→ **Brief**: Pick every line from the data that holds the word "карманных".

Stored records
- - - - -

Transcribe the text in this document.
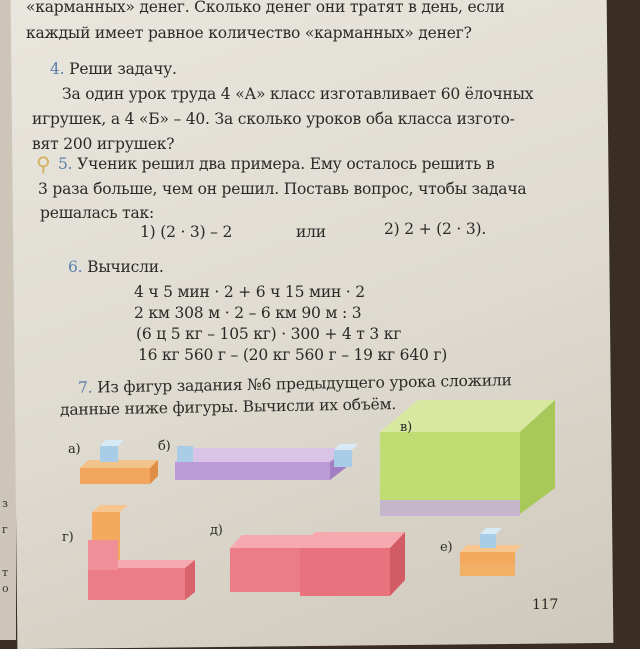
з
г
т
о
«карманных» денег. Сколько денег они тратят в день, если
каждый имеет равное количество «карманных» денег?
4. Реши задачу.
За один урок труда 4 «А» класс изготавливает 60 ёлочных
игрушек, а 4 «Б» – 40. За сколько уроков оба класса изгото-
вят 200 игрушек?
⚲ 5. Ученик решил два примера. Ему осталось решить в
3 раза больше, чем он решил. Поставь вопрос, чтобы задача
решалась так:
1) (2 · 3) – 2	или	2) 2 + (2 · 3).
6. Вычисли.
4 ч 5 мин · 2 + 6 ч 15 мин · 2
2 км 308 м · 2 – 6 км 90 м : 3
(6 ц 5 кг – 105 кг) · 300 + 4 т 3 кг
16 кг 560 г – (20 кг 560 г – 19 кг 640 г)
7. Из фигур задания №6 предыдущего урока сложили
данные ниже фигуры. Вычисли их объём.
а)	б)
в)
г)	д)
е)
117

- - - - -

→ **In response**:
«карманных» денег. Сколько денег они тратят в день, если
каждый имеет равное количество «карманных» денег?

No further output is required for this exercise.